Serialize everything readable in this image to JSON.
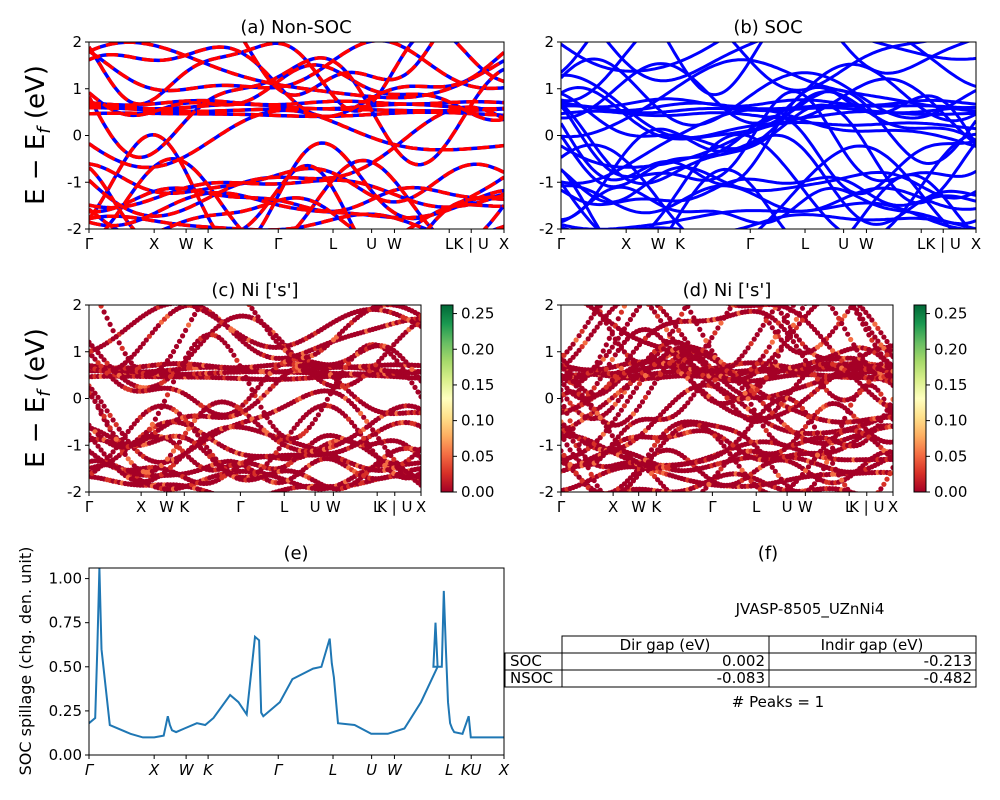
{
  "colors": {
    "nonsoc_line": "#0000ff",
    "nonsoc_dashed": "#ff0000",
    "soc_line": "#0000ff",
    "spillage_line": "#1f77b4",
    "colormap": [
      "#a50026",
      "#d73027",
      "#f46d43",
      "#fdae61",
      "#fee08b",
      "#ffffbf",
      "#d9ef8b",
      "#a6d96a",
      "#66bd63",
      "#1a9850",
      "#006837"
    ]
  },
  "ylabel_band": "E − E_f (eV)",
  "kpath_labels": [
    "Γ",
    "X",
    "W",
    "K",
    "Γ",
    "L",
    "U",
    "W",
    "L",
    "K | U",
    "X"
  ],
  "kpath_positions": [
    0,
    0.157,
    0.234,
    0.287,
    0.456,
    0.588,
    0.681,
    0.736,
    0.868,
    0.921,
    1.0
  ],
  "kpath_labels_italic": [
    "Γ",
    "X",
    "W",
    "K",
    "Γ",
    "L",
    "U",
    "W",
    "L",
    "KU",
    "X"
  ],
  "chart_data": [
    {
      "id": "a",
      "type": "line",
      "title": "(a) Non-SOC",
      "ylabel": "E − E_f (eV)",
      "ylim": [
        -2,
        2
      ],
      "yticks": [
        -2,
        -1,
        0,
        1,
        2
      ],
      "series": [
        {
          "style": "solid"
        },
        {
          "style": "dashed"
        }
      ]
    },
    {
      "id": "b",
      "type": "line",
      "title": "(b) SOC",
      "ylim": [
        -2,
        2
      ],
      "yticks": [
        -2,
        -1,
        0,
        1,
        2
      ]
    },
    {
      "id": "c",
      "type": "scatter",
      "title": "(c)  Ni ['s']",
      "ylabel": "E − E_f (eV)",
      "ylim": [
        -2,
        2
      ],
      "yticks": [
        -2,
        -1,
        0,
        1,
        2
      ],
      "colorbar_ticks": [
        "0.00",
        "0.05",
        "0.10",
        "0.15",
        "0.20",
        "0.25"
      ]
    },
    {
      "id": "d",
      "type": "scatter",
      "title": "(d) Ni ['s']",
      "ylim": [
        -2,
        2
      ],
      "yticks": [
        -2,
        -1,
        0,
        1,
        2
      ],
      "colorbar_ticks": [
        "0.00",
        "0.05",
        "0.10",
        "0.15",
        "0.20",
        "0.25"
      ]
    },
    {
      "id": "e",
      "type": "line",
      "title": "(e)",
      "ylabel": "SOC spillage (chg. den. unit)",
      "ylim": [
        0,
        1.06
      ],
      "yticks": [
        "0.00",
        "0.25",
        "0.50",
        "0.75",
        "1.00"
      ],
      "x": [
        0,
        0.015,
        0.02,
        0.025,
        0.03,
        0.05,
        0.1,
        0.13,
        0.157,
        0.18,
        0.19,
        0.195,
        0.2,
        0.21,
        0.23,
        0.26,
        0.28,
        0.3,
        0.34,
        0.36,
        0.38,
        0.4,
        0.41,
        0.415,
        0.42,
        0.43,
        0.46,
        0.49,
        0.54,
        0.56,
        0.58,
        0.585,
        0.59,
        0.6,
        0.64,
        0.68,
        0.72,
        0.76,
        0.8,
        0.84,
        0.83,
        0.835,
        0.84,
        0.845,
        0.85,
        0.855,
        0.86,
        0.865,
        0.87,
        0.875,
        0.88,
        0.9,
        0.915,
        0.92,
        0.95,
        1.0
      ],
      "values": [
        0.18,
        0.21,
        0.6,
        1.06,
        0.6,
        0.17,
        0.12,
        0.1,
        0.1,
        0.11,
        0.22,
        0.17,
        0.14,
        0.13,
        0.15,
        0.18,
        0.17,
        0.21,
        0.34,
        0.3,
        0.23,
        0.67,
        0.65,
        0.24,
        0.22,
        0.24,
        0.3,
        0.43,
        0.49,
        0.5,
        0.66,
        0.52,
        0.44,
        0.18,
        0.17,
        0.12,
        0.12,
        0.15,
        0.3,
        0.5,
        0.5,
        0.75,
        0.5,
        0.5,
        0.5,
        0.93,
        0.6,
        0.3,
        0.18,
        0.15,
        0.13,
        0.12,
        0.22,
        0.1,
        0.1,
        0.1
      ]
    },
    {
      "id": "f",
      "type": "table",
      "title": "(f)",
      "material": "JVASP-8505_UZnNi4",
      "columns": [
        "Dir gap (eV)",
        "Indir gap (eV)"
      ],
      "rows": [
        {
          "label": "SOC",
          "values": [
            "0.002",
            "-0.213"
          ]
        },
        {
          "label": "NSOC",
          "values": [
            "-0.083",
            "-0.482"
          ]
        }
      ],
      "footer": "# Peaks = 1"
    }
  ]
}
━━━━━━━━━━
(Do this): Omitting all images, print the listing exactly.

(The reply):
Serialize everything readable in this image to JSON.
{
  "colors": {
    "nonsoc_line": "#0000ff",
    "nonsoc_dashed": "#ff0000",
    "soc_line": "#0000ff",
    "spillage_line": "#1f77b4",
    "colormap": [
      "#a50026",
      "#d73027",
      "#f46d43",
      "#fdae61",
      "#fee08b",
      "#ffffbf",
      "#d9ef8b",
      "#a6d96a",
      "#66bd63",
      "#1a9850",
      "#006837"
    ]
  },
  "ylabel_band": "E − E_f (eV)",
  "kpath_labels": [
    "Γ",
    "X",
    "W",
    "K",
    "Γ",
    "L",
    "U",
    "W",
    "L",
    "K | U",
    "X"
  ],
  "kpath_positions": [
    0,
    0.157,
    0.234,
    0.287,
    0.456,
    0.588,
    0.681,
    0.736,
    0.868,
    0.921,
    1.0
  ],
  "kpath_labels_italic": [
    "Γ",
    "X",
    "W",
    "K",
    "Γ",
    "L",
    "U",
    "W",
    "L",
    "KU",
    "X"
  ],
  "chart_data": [
    {
      "id": "a",
      "type": "line",
      "title": "(a) Non-SOC",
      "ylabel": "E − E_f (eV)",
      "ylim": [
        -2,
        2
      ],
      "yticks": [
        -2,
        -1,
        0,
        1,
        2
      ],
      "series": [
        {
          "style": "solid"
        },
        {
          "style": "dashed"
        }
      ]
    },
    {
      "id": "b",
      "type": "line",
      "title": "(b) SOC",
      "ylim": [
        -2,
        2
      ],
      "yticks": [
        -2,
        -1,
        0,
        1,
        2
      ]
    },
    {
      "id": "c",
      "type": "scatter",
      "title": "(c)  Ni ['s']",
      "ylabel": "E − E_f (eV)",
      "ylim": [
        -2,
        2
      ],
      "yticks": [
        -2,
        -1,
        0,
        1,
        2
      ],
      "colorbar_ticks": [
        "0.00",
        "0.05",
        "0.10",
        "0.15",
        "0.20",
        "0.25"
      ]
    },
    {
      "id": "d",
      "type": "scatter",
      "title": "(d) Ni ['s']",
      "ylim": [
        -2,
        2
      ],
      "yticks": [
        -2,
        -1,
        0,
        1,
        2
      ],
      "colorbar_ticks": [
        "0.00",
        "0.05",
        "0.10",
        "0.15",
        "0.20",
        "0.25"
      ]
    },
    {
      "id": "e",
      "type": "line",
      "title": "(e)",
      "ylabel": "SOC spillage (chg. den. unit)",
      "ylim": [
        0,
        1.06
      ],
      "yticks": [
        "0.00",
        "0.25",
        "0.50",
        "0.75",
        "1.00"
      ],
      "x": [
        0,
        0.015,
        0.02,
        0.025,
        0.03,
        0.05,
        0.1,
        0.13,
        0.157,
        0.18,
        0.19,
        0.195,
        0.2,
        0.21,
        0.23,
        0.26,
        0.28,
        0.3,
        0.34,
        0.36,
        0.38,
        0.4,
        0.41,
        0.415,
        0.42,
        0.43,
        0.46,
        0.49,
        0.54,
        0.56,
        0.58,
        0.585,
        0.59,
        0.6,
        0.64,
        0.68,
        0.72,
        0.76,
        0.8,
        0.84,
        0.83,
        0.835,
        0.84,
        0.845,
        0.85,
        0.855,
        0.86,
        0.865,
        0.87,
        0.875,
        0.88,
        0.9,
        0.915,
        0.92,
        0.95,
        1.0
      ],
      "values": [
        0.18,
        0.21,
        0.6,
        1.06,
        0.6,
        0.17,
        0.12,
        0.1,
        0.1,
        0.11,
        0.22,
        0.17,
        0.14,
        0.13,
        0.15,
        0.18,
        0.17,
        0.21,
        0.34,
        0.3,
        0.23,
        0.67,
        0.65,
        0.24,
        0.22,
        0.24,
        0.3,
        0.43,
        0.49,
        0.5,
        0.66,
        0.52,
        0.44,
        0.18,
        0.17,
        0.12,
        0.12,
        0.15,
        0.3,
        0.5,
        0.5,
        0.75,
        0.5,
        0.5,
        0.5,
        0.93,
        0.6,
        0.3,
        0.18,
        0.15,
        0.13,
        0.12,
        0.22,
        0.1,
        0.1,
        0.1
      ]
    },
    {
      "id": "f",
      "type": "table",
      "title": "(f)",
      "material": "JVASP-8505_UZnNi4",
      "columns": [
        "Dir gap (eV)",
        "Indir gap (eV)"
      ],
      "rows": [
        {
          "label": "SOC",
          "values": [
            "0.002",
            "-0.213"
          ]
        },
        {
          "label": "NSOC",
          "values": [
            "-0.083",
            "-0.482"
          ]
        }
      ],
      "footer": "# Peaks = 1"
    }
  ]
}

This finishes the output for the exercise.